Dataset listings of figures:
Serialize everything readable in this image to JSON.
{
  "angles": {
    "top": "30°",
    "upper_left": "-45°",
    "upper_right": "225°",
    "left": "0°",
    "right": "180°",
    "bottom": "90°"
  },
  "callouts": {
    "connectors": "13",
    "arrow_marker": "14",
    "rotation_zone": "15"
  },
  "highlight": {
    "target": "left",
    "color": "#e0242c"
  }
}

Prompt: Extract the complete set of records unchanged.

Task response:
Serialize everything readable in this image to JSON.
{
  "angles": {
    "top": "30°",
    "upper_left": "-45°",
    "upper_right": "225°",
    "left": "0°",
    "right": "180°",
    "bottom": "90°"
  },
  "callouts": {
    "connectors": "13",
    "arrow_marker": "14",
    "rotation_zone": "15"
  },
  "highlight": {
    "target": "left",
    "color": "#e0242c"
  }
}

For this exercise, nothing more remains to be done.